## What is asked
Copy every line of the entries that includes the word "Wykaz".
— START Raw records —
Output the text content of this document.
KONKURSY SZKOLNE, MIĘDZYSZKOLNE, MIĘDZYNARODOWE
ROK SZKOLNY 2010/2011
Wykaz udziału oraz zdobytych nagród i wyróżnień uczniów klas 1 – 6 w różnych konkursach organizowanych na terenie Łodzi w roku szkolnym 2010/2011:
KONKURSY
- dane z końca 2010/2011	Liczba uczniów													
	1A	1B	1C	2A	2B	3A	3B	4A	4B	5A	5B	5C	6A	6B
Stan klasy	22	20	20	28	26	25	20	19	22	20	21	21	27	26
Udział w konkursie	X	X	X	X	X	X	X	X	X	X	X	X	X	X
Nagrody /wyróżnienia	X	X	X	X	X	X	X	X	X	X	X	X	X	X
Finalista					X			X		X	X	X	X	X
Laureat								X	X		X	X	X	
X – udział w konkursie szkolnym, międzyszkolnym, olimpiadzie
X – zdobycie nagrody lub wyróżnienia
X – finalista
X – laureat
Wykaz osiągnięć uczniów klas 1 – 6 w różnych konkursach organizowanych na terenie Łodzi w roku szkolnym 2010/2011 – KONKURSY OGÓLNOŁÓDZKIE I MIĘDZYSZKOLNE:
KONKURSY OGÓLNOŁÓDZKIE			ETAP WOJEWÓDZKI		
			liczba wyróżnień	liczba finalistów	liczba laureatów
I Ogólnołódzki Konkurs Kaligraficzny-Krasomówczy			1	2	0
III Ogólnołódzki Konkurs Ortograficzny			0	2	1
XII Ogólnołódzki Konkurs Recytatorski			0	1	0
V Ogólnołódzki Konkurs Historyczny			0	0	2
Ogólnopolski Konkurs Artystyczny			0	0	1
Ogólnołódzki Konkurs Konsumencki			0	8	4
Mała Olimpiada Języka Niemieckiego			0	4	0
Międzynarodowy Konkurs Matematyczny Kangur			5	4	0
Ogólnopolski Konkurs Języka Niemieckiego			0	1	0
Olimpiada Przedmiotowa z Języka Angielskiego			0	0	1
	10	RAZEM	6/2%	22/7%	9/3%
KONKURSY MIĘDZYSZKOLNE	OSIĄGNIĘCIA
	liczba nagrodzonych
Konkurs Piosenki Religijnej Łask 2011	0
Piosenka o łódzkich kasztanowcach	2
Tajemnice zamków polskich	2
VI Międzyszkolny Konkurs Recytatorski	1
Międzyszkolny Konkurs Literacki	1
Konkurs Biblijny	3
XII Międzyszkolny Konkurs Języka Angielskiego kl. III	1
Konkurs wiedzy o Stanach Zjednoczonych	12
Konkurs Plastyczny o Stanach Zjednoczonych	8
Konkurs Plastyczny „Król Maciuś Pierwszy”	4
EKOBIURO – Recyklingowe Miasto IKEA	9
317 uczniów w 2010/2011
— END Raw records —
## Written solution
Wykaz udziału oraz zdobytych nagród i wyróżnień uczniów klas 1 – 6 w różnych konkursach organizowanych na terenie Łodzi w roku szkolnym 2010/2011:
Wykaz osiągnięć uczniów klas 1 – 6 w różnych konkursach organizowanych na terenie Łodzi w roku szkolnym 2010/2011 – KONKURSY OGÓLNOŁÓDZKIE I MIĘDZYSZKOLNE:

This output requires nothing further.